• Input records:

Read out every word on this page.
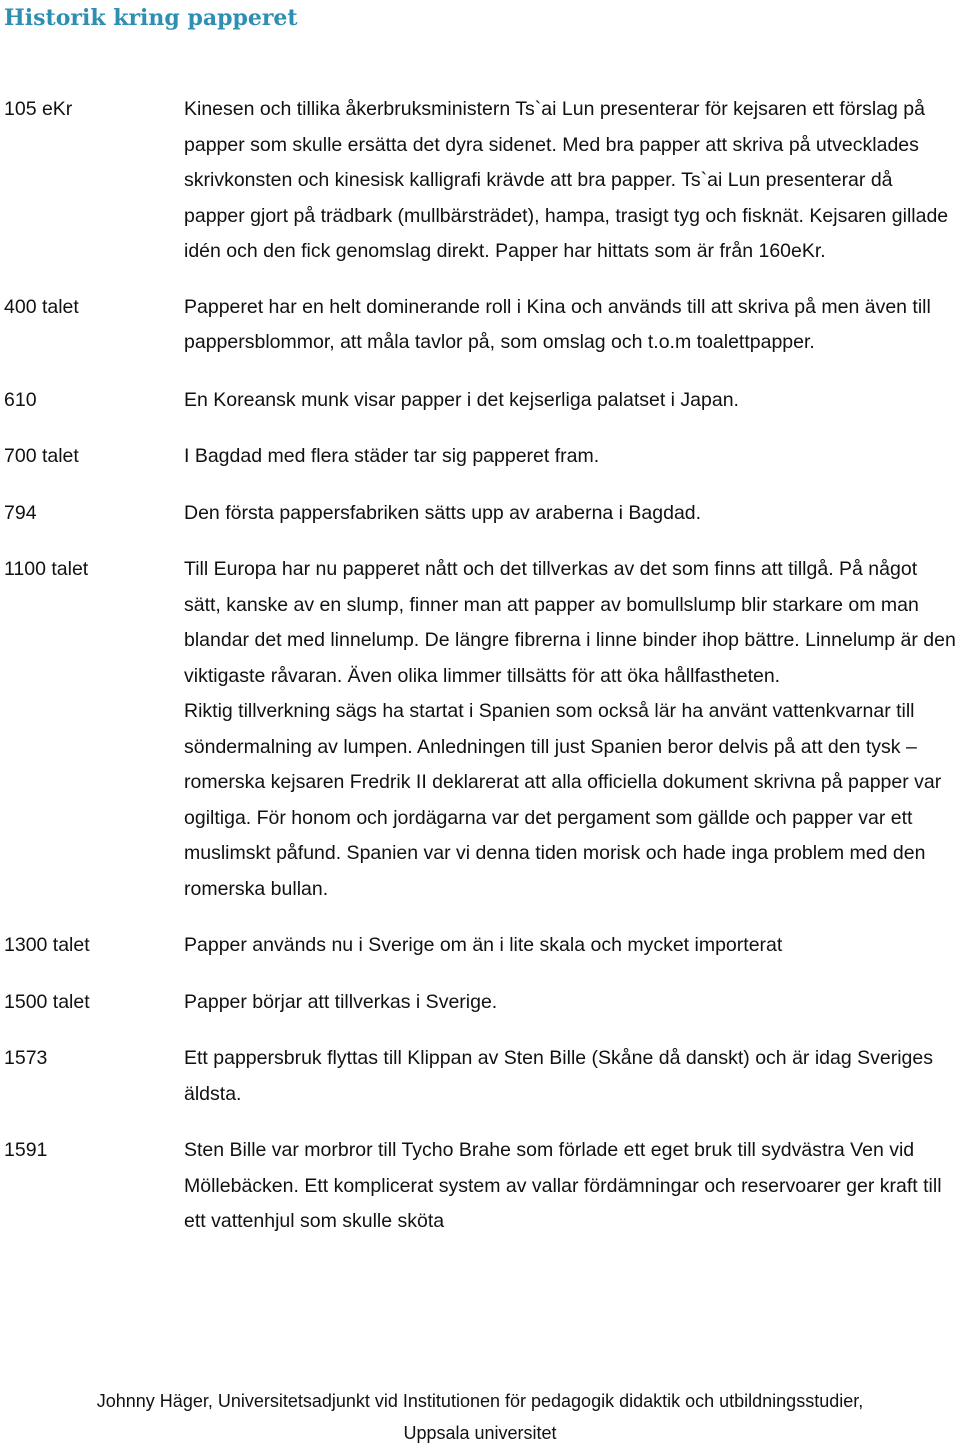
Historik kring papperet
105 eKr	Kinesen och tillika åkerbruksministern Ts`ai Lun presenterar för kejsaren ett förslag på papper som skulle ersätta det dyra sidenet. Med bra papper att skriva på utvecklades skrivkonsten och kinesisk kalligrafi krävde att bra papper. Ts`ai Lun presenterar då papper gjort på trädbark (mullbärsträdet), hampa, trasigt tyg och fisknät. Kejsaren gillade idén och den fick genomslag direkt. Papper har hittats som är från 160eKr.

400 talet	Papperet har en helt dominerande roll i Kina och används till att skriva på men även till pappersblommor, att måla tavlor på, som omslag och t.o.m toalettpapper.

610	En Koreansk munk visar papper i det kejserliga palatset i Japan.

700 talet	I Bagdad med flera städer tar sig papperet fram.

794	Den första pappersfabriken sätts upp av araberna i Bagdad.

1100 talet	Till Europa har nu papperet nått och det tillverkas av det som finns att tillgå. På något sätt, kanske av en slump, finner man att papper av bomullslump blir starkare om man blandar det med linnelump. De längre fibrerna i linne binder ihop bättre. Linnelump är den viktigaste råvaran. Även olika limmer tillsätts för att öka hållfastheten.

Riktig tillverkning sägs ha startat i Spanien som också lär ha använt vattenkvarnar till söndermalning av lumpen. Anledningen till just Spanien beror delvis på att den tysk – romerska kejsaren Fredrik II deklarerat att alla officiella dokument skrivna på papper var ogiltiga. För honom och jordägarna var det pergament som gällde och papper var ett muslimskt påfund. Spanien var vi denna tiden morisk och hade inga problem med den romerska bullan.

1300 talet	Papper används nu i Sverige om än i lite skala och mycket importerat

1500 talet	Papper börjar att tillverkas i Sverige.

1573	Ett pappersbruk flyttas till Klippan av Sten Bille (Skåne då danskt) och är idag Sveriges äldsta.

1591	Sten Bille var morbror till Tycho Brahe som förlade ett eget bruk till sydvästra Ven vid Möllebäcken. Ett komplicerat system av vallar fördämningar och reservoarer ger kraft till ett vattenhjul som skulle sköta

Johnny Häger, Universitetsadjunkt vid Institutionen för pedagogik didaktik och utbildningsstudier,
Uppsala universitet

• Exercise: Scan the data, and report each line that uses the word "används".

• Written answer:
400 talet	Papperet har en helt dominerande roll i Kina och används till att skriva på men även till pappersblommor, att måla tavlor på, som omslag och t.o.m toalettpapper.
1300 talet	Papper används nu i Sverige om än i lite skala och mycket importerat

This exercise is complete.